_Problem requirements_. Repeat every line of the data exactly, but not the pictures.

----- Source material

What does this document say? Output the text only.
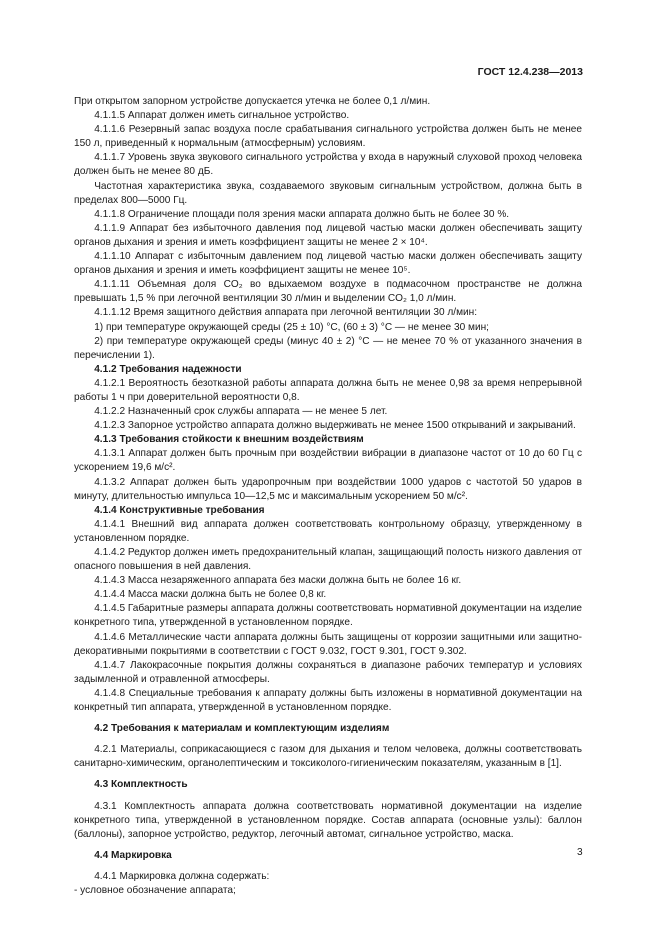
ГОСТ 12.4.238—2013

При открытом запорном устройстве допускается утечка не более 0,1 л/мин.

4.1.1.5 Аппарат должен иметь сигнальное устройство.

4.1.1.6 Резервный запас воздуха после срабатывания сигнального устройства должен быть не менее 150 л, приведенный к нормальным (атмосферным) условиям.

4.1.1.7 Уровень звука звукового сигнального устройства у входа в наружный слуховой проход человека должен быть не менее 80 дБ.

Частотная характеристика звука, создаваемого звуковым сигнальным устройством, должна быть в пределах 800—5000 Гц.

4.1.1.8 Ограничение площади поля зрения маски аппарата должно быть не более 30 %.

4.1.1.9 Аппарат без избыточного давления под лицевой частью маски должен обеспечивать защиту органов дыхания и зрения и иметь коэффициент защиты не менее 2 × 10⁴.

4.1.1.10 Аппарат с избыточным давлением под лицевой частью маски должен обеспечивать защиту органов дыхания и зрения и иметь коэффициент защиты не менее 10⁵.

4.1.1.11 Объемная доля CO₂ во вдыхаемом воздухе в подмасочном пространстве не должна превышать 1,5 % при легочной вентиляции 30 л/мин и выделении CO₂ 1,0 л/мин.

4.1.1.12 Время защитного действия аппарата при легочной вентиляции 30 л/мин:

1) при температуре окружающей среды (25 ± 10) °С, (60 ± 3) °С — не менее 30 мин;

2) при температуре окружающей среды (минус 40 ± 2) °С — не менее 70 % от указанного значения в перечислении 1).

4.1.2 Требования надежности

4.1.2.1 Вероятность безотказной работы аппарата должна быть не менее 0,98 за время непрерывной работы 1 ч при доверительной вероятности 0,8.

4.1.2.2 Назначенный срок службы аппарата — не менее 5 лет.

4.1.2.3 Запорное устройство аппарата должно выдерживать не менее 1500 открываний и закрываний.

4.1.3 Требования стойкости к внешним воздействиям

4.1.3.1 Аппарат должен быть прочным при воздействии вибрации в диапазоне частот от 10 до 60 Гц с ускорением 19,6 м/с².

4.1.3.2 Аппарат должен быть ударопрочным при воздействии 1000 ударов с частотой 50 ударов в минуту, длительностью импульса 10—12,5 мс и максимальным ускорением 50 м/с².

4.1.4 Конструктивные требования

4.1.4.1 Внешний вид аппарата должен соответствовать контрольному образцу, утвержденному в установленном порядке.

4.1.4.2 Редуктор должен иметь предохранительный клапан, защищающий полость низкого давления от опасного повышения в ней давления.

4.1.4.3 Масса незаряженного аппарата без маски должна быть не более 16 кг.

4.1.4.4 Масса маски должна быть не более 0,8 кг.

4.1.4.5 Габаритные размеры аппарата должны соответствовать нормативной документации на изделие конкретного типа, утвержденной в установленном порядке.

4.1.4.6 Металлические части аппарата должны быть защищены от коррозии защитными или защитно-декоративными покрытиями в соответствии с ГОСТ 9.032, ГОСТ 9.301, ГОСТ 9.302.

4.1.4.7 Лакокрасочные покрытия должны сохраняться в диапазоне рабочих температур и условиях задымленной и отравленной атмосферы.

4.1.4.8 Специальные требования к аппарату должны быть изложены в нормативной документации на конкретный тип аппарата, утвержденной в установленном порядке.

4.2 Требования к материалам и комплектующим изделиям

4.2.1 Материалы, соприкасающиеся с газом для дыхания и телом человека, должны соответствовать санитарно-химическим, органолептическим и токсиколого-гигиеническим показателям, указанным в [1].

4.3 Комплектность

4.3.1 Комплектность аппарата должна соответствовать нормативной документации на изделие конкретного типа, утвержденной в установленном порядке. Состав аппарата (основные узлы): баллон (баллоны), запорное устройство, редуктор, легочный автомат, сигнальное устройство, маска.

4.4 Маркировка

4.4.1 Маркировка должна содержать:

- условное обозначение аппарата;

3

----------

_Solution for this task_.
What does this document say? Output the text only.
ГОСТ 12.4.238—2013

При открытом запорном устройстве допускается утечка не более 0,1 л/мин.

4.1.1.5 Аппарат должен иметь сигнальное устройство.

4.1.1.6 Резервный запас воздуха после срабатывания сигнального устройства должен быть не менее 150 л, приведенный к нормальным (атмосферным) условиям.

4.1.1.7 Уровень звука звукового сигнального устройства у входа в наружный слуховой проход человека должен быть не менее 80 дБ.

Частотная характеристика звука, создаваемого звуковым сигнальным устройством, должна быть в пределах 800—5000 Гц.

4.1.1.8 Ограничение площади поля зрения маски аппарата должно быть не более 30 %.

4.1.1.9 Аппарат без избыточного давления под лицевой частью маски должен обеспечивать защиту органов дыхания и зрения и иметь коэффициент защиты не менее 2 × 10⁴.

4.1.1.10 Аппарат с избыточным давлением под лицевой частью маски должен обеспечивать защиту органов дыхания и зрения и иметь коэффициент защиты не менее 10⁵.

4.1.1.11 Объемная доля CO₂ во вдыхаемом воздухе в подмасочном пространстве не должна превышать 1,5 % при легочной вентиляции 30 л/мин и выделении CO₂ 1,0 л/мин.

4.1.1.12 Время защитного действия аппарата при легочной вентиляции 30 л/мин:

1) при температуре окружающей среды (25 ± 10) °С, (60 ± 3) °С — не менее 30 мин;

2) при температуре окружающей среды (минус 40 ± 2) °С — не менее 70 % от указанного значения в перечислении 1).

4.1.2 Требования надежности

4.1.2.1 Вероятность безотказной работы аппарата должна быть не менее 0,98 за время непрерывной работы 1 ч при доверительной вероятности 0,8.

4.1.2.2 Назначенный срок службы аппарата — не менее 5 лет.

4.1.2.3 Запорное устройство аппарата должно выдерживать не менее 1500 открываний и закрываний.

4.1.3 Требования стойкости к внешним воздействиям

4.1.3.1 Аппарат должен быть прочным при воздействии вибрации в диапазоне частот от 10 до 60 Гц с ускорением 19,6 м/с².

4.1.3.2 Аппарат должен быть ударопрочным при воздействии 1000 ударов с частотой 50 ударов в минуту, длительностью импульса 10—12,5 мс и максимальным ускорением 50 м/с².

4.1.4 Конструктивные требования

4.1.4.1 Внешний вид аппарата должен соответствовать контрольному образцу, утвержденному в установленном порядке.

4.1.4.2 Редуктор должен иметь предохранительный клапан, защищающий полость низкого давления от опасного повышения в ней давления.

4.1.4.3 Масса незаряженного аппарата без маски должна быть не более 16 кг.

4.1.4.4 Масса маски должна быть не более 0,8 кг.

4.1.4.5 Габаритные размеры аппарата должны соответствовать нормативной документации на изделие конкретного типа, утвержденной в установленном порядке.

4.1.4.6 Металлические части аппарата должны быть защищены от коррозии защитными или защитно-декоративными покрытиями в соответствии с ГОСТ 9.032, ГОСТ 9.301, ГОСТ 9.302.

4.1.4.7 Лакокрасочные покрытия должны сохраняться в диапазоне рабочих температур и условиях задымленной и отравленной атмосферы.

4.1.4.8 Специальные требования к аппарату должны быть изложены в нормативной документации на конкретный тип аппарата, утвержденной в установленном порядке.

4.2 Требования к материалам и комплектующим изделиям

4.2.1 Материалы, соприкасающиеся с газом для дыхания и телом человека, должны соответствовать санитарно-химическим, органолептическим и токсиколого-гигиеническим показателям, указанным в [1].

4.3 Комплектность

4.3.1 Комплектность аппарата должна соответствовать нормативной документации на изделие конкретного типа, утвержденной в установленном порядке. Состав аппарата (основные узлы): баллон (баллоны), запорное устройство, редуктор, легочный автомат, сигнальное устройство, маска.

4.4 Маркировка

4.4.1 Маркировка должна содержать:

- условное обозначение аппарата;

3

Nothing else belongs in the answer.